• _TASK DESCRIPTION_
Copy the stretch of lines from the first one through the line that contains "- svg-text:Brazil: Brazil: [543, 538, 568, 549]", reproducing each one without any change.

• _THE RECORDS_
╔══

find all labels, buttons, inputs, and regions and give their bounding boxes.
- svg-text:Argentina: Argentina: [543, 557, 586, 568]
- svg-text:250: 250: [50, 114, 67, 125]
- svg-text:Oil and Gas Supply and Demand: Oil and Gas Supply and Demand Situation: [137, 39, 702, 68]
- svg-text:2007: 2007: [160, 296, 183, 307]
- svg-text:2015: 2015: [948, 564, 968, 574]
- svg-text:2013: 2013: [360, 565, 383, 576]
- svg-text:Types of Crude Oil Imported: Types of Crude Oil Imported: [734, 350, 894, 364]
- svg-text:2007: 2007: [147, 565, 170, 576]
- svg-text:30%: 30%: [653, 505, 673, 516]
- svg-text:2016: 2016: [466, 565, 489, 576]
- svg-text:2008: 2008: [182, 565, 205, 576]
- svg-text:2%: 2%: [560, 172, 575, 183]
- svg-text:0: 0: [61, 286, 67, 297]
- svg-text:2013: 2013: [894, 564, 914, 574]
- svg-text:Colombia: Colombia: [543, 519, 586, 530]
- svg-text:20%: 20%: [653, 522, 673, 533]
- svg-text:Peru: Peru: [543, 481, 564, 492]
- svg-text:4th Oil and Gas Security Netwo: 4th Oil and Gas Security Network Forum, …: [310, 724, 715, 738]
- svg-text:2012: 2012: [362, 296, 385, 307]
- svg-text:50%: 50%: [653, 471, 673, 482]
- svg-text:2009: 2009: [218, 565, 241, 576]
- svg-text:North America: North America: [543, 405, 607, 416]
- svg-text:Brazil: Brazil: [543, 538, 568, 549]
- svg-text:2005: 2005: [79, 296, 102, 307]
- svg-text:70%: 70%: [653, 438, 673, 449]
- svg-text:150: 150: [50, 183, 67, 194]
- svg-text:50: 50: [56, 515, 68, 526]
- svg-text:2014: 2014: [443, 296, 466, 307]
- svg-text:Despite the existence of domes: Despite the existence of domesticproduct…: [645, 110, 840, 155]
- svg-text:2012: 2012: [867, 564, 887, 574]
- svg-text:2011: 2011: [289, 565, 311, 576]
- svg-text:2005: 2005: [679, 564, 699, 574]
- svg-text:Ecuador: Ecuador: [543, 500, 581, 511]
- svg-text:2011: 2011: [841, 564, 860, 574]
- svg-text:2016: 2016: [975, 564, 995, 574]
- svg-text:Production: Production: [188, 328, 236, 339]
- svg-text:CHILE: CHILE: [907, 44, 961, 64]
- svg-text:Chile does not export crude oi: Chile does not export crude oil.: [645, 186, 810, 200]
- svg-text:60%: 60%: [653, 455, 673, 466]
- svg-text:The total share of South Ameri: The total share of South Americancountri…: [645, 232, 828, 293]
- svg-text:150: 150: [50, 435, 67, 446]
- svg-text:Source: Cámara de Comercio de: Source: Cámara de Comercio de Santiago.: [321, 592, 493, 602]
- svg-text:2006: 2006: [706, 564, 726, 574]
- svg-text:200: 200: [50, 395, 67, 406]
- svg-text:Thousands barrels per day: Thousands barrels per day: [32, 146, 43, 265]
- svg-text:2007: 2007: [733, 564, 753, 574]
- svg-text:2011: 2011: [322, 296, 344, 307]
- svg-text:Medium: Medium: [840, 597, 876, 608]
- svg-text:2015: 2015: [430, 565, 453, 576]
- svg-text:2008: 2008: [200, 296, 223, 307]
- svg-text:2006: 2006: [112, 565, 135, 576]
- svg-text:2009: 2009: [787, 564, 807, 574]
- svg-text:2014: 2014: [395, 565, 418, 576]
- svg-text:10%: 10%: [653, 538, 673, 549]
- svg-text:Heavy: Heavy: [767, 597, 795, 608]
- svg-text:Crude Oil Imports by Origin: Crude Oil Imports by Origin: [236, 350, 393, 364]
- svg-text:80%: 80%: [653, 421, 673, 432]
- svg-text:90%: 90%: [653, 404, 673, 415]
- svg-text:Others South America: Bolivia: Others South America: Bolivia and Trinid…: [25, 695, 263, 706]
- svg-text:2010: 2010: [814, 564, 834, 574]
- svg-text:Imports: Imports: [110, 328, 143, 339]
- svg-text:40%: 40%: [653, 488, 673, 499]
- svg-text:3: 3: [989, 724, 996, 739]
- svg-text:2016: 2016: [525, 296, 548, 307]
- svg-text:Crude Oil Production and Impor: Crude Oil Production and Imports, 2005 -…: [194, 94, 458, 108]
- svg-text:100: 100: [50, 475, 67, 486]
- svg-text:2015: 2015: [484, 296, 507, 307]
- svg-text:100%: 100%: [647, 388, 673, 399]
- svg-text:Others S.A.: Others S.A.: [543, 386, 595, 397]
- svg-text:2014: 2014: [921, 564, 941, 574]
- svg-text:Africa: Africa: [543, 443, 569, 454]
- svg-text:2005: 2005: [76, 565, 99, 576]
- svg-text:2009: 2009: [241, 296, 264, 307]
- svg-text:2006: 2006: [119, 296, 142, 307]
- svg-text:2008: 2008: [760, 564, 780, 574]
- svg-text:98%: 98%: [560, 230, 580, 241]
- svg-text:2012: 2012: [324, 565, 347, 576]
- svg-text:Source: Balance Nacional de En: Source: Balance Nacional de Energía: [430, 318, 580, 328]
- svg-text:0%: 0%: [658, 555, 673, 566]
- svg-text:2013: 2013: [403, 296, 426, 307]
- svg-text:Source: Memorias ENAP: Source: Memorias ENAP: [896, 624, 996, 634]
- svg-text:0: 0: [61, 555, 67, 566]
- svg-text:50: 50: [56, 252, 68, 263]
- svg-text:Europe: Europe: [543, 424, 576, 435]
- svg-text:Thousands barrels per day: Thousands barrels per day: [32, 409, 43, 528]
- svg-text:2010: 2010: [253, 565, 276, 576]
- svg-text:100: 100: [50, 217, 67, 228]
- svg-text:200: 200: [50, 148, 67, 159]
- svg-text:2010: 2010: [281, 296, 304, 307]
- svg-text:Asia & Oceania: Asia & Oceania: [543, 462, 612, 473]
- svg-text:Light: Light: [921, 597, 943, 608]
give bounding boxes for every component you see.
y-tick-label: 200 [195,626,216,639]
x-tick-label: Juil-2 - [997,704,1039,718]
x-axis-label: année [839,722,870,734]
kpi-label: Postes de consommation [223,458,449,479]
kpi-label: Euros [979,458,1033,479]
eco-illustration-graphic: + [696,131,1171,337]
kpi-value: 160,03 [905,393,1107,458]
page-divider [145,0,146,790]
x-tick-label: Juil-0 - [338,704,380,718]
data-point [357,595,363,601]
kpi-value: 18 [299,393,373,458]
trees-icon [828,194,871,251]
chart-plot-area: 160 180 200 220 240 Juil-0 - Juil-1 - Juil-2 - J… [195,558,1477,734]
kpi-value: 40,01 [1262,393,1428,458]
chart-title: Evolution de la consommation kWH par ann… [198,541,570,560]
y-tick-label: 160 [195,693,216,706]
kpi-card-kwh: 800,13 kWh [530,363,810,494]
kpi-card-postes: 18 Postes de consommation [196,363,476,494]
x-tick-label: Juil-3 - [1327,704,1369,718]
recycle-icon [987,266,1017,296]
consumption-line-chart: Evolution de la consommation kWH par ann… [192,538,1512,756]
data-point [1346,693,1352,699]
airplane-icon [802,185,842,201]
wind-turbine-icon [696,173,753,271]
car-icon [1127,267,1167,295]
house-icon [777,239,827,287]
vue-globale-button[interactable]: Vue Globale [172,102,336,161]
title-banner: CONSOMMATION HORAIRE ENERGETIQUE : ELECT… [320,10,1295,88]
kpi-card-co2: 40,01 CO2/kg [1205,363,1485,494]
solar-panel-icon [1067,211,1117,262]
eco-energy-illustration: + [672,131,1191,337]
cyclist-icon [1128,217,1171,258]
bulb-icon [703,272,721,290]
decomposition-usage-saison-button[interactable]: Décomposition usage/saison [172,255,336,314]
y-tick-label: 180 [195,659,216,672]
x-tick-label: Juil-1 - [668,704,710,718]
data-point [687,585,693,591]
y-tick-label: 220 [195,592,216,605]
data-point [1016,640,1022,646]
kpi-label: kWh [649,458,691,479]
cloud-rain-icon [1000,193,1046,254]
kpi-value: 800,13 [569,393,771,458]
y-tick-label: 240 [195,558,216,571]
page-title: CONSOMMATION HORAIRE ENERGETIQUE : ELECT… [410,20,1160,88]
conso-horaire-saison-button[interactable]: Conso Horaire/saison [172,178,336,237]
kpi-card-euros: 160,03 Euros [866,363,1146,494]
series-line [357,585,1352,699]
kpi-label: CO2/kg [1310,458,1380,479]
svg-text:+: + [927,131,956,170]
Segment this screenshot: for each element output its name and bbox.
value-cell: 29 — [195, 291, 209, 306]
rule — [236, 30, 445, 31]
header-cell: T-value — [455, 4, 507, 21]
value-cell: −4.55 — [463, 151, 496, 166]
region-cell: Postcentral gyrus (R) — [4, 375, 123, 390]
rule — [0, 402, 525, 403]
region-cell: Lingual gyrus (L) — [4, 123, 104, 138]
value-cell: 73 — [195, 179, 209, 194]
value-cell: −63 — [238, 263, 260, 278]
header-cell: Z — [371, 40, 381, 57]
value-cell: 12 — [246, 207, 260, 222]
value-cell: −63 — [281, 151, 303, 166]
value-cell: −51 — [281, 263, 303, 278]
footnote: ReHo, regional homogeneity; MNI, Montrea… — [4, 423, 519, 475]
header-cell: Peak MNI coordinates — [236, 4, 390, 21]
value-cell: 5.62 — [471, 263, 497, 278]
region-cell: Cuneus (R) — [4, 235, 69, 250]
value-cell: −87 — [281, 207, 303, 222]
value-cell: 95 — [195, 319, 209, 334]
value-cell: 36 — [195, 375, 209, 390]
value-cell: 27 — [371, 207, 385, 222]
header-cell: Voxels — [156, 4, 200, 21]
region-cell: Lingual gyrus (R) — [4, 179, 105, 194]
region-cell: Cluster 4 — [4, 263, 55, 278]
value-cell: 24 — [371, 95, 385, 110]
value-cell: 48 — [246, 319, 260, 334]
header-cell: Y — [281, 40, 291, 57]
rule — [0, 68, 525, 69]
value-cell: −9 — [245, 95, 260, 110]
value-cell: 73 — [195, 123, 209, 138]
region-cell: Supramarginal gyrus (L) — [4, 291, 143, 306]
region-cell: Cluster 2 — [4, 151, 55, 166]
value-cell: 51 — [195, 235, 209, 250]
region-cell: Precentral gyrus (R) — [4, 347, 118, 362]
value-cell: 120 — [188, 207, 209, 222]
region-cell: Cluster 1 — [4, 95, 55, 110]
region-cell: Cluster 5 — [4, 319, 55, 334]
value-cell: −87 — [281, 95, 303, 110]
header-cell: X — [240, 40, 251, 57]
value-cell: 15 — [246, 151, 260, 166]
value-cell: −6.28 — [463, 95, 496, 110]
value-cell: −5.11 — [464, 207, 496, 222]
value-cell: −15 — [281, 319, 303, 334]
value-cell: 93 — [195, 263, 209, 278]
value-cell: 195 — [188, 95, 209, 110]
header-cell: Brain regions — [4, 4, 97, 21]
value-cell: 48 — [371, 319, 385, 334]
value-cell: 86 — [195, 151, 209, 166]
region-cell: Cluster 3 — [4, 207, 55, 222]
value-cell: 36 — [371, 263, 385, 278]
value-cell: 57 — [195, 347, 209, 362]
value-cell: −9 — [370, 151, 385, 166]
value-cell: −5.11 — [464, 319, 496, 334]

╚══

• _COMPLETE OUTPUT_
find all labels, buttons, inputs, and regions and give their bounding boxes.
- svg-text:Argentina: Argentina: [543, 557, 586, 568]
- svg-text:250: 250: [50, 114, 67, 125]
- svg-text:Oil and Gas Supply and Demand: Oil and Gas Supply and Demand Situation: [137, 39, 702, 68]
- svg-text:2007: 2007: [160, 296, 183, 307]
- svg-text:2015: 2015: [948, 564, 968, 574]
- svg-text:2013: 2013: [360, 565, 383, 576]
- svg-text:Types of Crude Oil Imported: Types of Crude Oil Imported: [734, 350, 894, 364]
- svg-text:2007: 2007: [147, 565, 170, 576]
- svg-text:30%: 30%: [653, 505, 673, 516]
- svg-text:2016: 2016: [466, 565, 489, 576]
- svg-text:2008: 2008: [182, 565, 205, 576]
- svg-text:2%: 2%: [560, 172, 575, 183]
- svg-text:0: 0: [61, 286, 67, 297]
- svg-text:2013: 2013: [894, 564, 914, 574]
- svg-text:Colombia: Colombia: [543, 519, 586, 530]
- svg-text:20%: 20%: [653, 522, 673, 533]
- svg-text:Peru: Peru: [543, 481, 564, 492]
- svg-text:4th Oil and Gas Security Netwo: 4th Oil and Gas Security Network Forum, …: [310, 724, 715, 738]
- svg-text:2012: 2012: [362, 296, 385, 307]
- svg-text:50%: 50%: [653, 471, 673, 482]
- svg-text:2009: 2009: [218, 565, 241, 576]
- svg-text:North America: North America: [543, 405, 607, 416]
- svg-text:Brazil: Brazil: [543, 538, 568, 549]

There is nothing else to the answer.